Exact reproduction of the data is required, with images excluded.

==== DATA PROVIDED ====

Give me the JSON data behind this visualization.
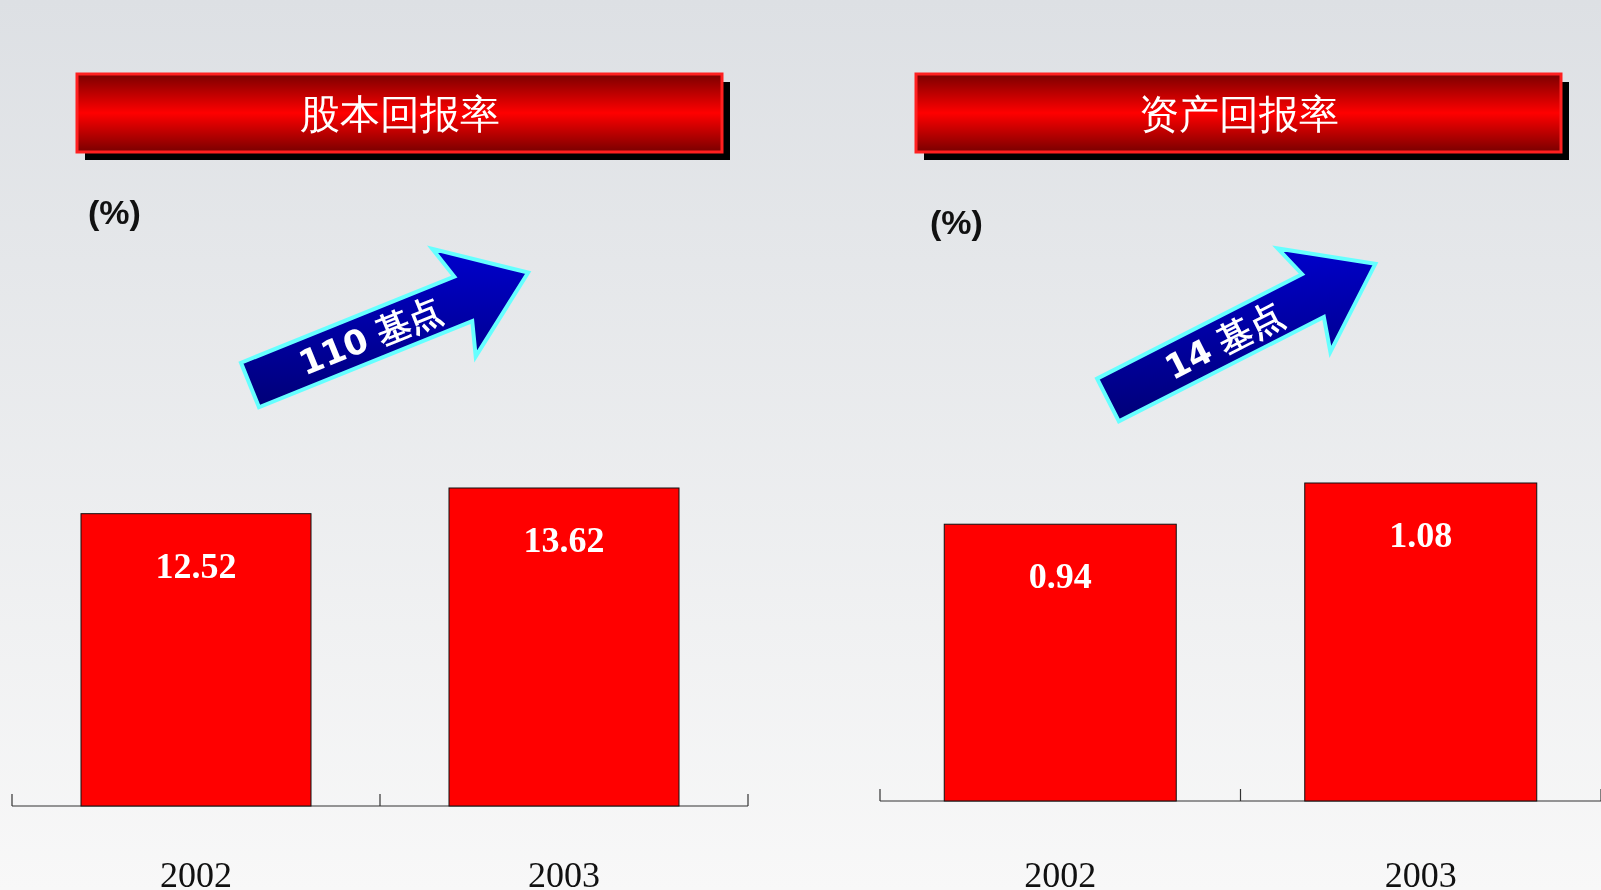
{
  "chart_data": [
    {
      "type": "bar",
      "title": "股本回报率",
      "ylabel": "(%)",
      "categories": [
        "2002",
        "2003"
      ],
      "values": [
        12.52,
        13.62
      ],
      "color": "#ff0000",
      "data_labels": true,
      "annotations": [
        "110 基点"
      ]
    },
    {
      "type": "bar",
      "title": "资产回报率",
      "ylabel": "(%)",
      "categories": [
        "2002",
        "2003"
      ],
      "values": [
        0.94,
        1.08
      ],
      "color": "#ff0000",
      "data_labels": true,
      "annotations": [
        "14 基点"
      ]
    }
  ]
}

====

### TASK OUTPUT
Give me the JSON data behind this visualization.
{
  "chart_data": [
    {
      "type": "bar",
      "title": "股本回报率",
      "ylabel": "(%)",
      "categories": [
        "2002",
        "2003"
      ],
      "values": [
        12.52,
        13.62
      ],
      "color": "#ff0000",
      "data_labels": true,
      "annotations": [
        "110 基点"
      ]
    },
    {
      "type": "bar",
      "title": "资产回报率",
      "ylabel": "(%)",
      "categories": [
        "2002",
        "2003"
      ],
      "values": [
        0.94,
        1.08
      ],
      "color": "#ff0000",
      "data_labels": true,
      "annotations": [
        "14 基点"
      ]
    }
  ]
}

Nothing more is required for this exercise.